__GIVEN PROBLEM__:
Could you retype the material below word for word, from its first line through the line containing "legend-entry-pharm: PHARM —"?
# Start of TASK DATA
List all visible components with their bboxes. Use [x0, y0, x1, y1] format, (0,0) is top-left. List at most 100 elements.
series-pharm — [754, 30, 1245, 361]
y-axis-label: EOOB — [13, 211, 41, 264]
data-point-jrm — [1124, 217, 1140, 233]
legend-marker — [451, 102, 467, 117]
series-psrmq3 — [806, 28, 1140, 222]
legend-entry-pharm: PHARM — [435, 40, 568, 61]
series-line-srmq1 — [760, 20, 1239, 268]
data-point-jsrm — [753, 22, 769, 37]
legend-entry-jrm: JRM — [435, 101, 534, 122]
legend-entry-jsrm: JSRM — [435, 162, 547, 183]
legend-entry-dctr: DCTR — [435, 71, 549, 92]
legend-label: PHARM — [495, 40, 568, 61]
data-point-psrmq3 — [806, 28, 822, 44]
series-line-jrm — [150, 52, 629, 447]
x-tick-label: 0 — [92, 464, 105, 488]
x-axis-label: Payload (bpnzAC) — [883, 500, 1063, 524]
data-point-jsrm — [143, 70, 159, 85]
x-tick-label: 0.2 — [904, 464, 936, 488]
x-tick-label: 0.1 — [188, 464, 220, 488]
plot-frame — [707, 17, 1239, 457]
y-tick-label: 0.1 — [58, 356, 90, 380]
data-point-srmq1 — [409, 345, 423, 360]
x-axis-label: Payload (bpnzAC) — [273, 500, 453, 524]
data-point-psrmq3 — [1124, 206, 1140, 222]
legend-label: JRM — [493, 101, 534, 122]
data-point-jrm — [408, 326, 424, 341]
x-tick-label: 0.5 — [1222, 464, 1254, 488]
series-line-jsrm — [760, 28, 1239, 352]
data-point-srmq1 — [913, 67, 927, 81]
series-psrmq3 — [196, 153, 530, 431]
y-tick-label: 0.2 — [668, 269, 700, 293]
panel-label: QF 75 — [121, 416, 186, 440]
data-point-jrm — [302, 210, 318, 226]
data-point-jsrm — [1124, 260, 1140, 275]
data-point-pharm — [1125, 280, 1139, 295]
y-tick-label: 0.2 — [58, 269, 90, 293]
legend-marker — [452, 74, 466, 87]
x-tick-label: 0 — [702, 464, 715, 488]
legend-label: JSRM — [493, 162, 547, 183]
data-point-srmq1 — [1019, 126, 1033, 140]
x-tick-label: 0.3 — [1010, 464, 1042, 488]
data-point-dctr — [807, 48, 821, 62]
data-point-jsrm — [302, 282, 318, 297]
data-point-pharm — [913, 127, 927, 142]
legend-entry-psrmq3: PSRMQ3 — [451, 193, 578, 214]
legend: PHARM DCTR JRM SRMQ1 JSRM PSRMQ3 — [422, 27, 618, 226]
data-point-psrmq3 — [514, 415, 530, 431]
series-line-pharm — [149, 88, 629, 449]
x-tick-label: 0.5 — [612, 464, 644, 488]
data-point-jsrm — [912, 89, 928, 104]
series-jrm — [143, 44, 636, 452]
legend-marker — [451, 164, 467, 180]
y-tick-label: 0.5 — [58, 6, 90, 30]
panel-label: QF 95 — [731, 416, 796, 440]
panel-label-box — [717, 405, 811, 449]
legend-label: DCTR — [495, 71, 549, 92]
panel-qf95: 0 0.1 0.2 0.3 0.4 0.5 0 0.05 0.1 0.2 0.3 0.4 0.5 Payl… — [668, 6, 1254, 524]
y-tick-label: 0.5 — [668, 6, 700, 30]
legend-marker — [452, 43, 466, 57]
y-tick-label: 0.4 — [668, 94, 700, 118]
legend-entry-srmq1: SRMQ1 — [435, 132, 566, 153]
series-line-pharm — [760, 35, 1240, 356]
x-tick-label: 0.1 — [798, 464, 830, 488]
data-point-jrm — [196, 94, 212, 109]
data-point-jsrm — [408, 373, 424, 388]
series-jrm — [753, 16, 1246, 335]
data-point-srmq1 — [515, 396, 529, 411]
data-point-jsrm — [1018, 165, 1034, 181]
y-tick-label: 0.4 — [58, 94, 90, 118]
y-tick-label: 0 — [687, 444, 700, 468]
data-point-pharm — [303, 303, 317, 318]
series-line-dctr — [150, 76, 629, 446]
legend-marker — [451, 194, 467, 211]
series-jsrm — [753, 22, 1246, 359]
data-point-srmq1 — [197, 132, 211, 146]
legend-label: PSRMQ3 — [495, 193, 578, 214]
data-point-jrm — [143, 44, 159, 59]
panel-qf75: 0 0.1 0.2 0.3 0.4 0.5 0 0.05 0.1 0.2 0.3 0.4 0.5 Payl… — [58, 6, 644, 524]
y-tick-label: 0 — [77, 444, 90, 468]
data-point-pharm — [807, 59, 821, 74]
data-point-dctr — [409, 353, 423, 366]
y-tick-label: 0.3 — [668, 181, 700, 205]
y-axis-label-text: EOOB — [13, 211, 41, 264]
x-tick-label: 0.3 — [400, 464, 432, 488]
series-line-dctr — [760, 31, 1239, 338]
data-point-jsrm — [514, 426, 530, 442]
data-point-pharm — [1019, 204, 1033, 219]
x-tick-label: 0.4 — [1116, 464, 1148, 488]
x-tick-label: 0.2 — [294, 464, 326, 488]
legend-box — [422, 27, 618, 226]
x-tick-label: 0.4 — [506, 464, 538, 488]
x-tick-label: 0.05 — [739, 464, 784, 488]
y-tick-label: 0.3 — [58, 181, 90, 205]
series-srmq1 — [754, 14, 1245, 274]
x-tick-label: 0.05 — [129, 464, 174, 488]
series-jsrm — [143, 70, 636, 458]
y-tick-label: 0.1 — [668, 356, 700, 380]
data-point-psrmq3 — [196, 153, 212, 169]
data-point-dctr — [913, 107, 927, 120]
# End of TASK DATA
__FINAL RESULT__:
List all visible components with their bboxes. Use [x0, y0, x1, y1] format, (0,0) is top-left. List at most 100 elements.
series-pharm — [754, 30, 1245, 361]
y-axis-label: EOOB — [13, 211, 41, 264]
data-point-jrm — [1124, 217, 1140, 233]
legend-marker — [451, 102, 467, 117]
series-psrmq3 — [806, 28, 1140, 222]
legend-entry-pharm: PHARM — [435, 40, 568, 61]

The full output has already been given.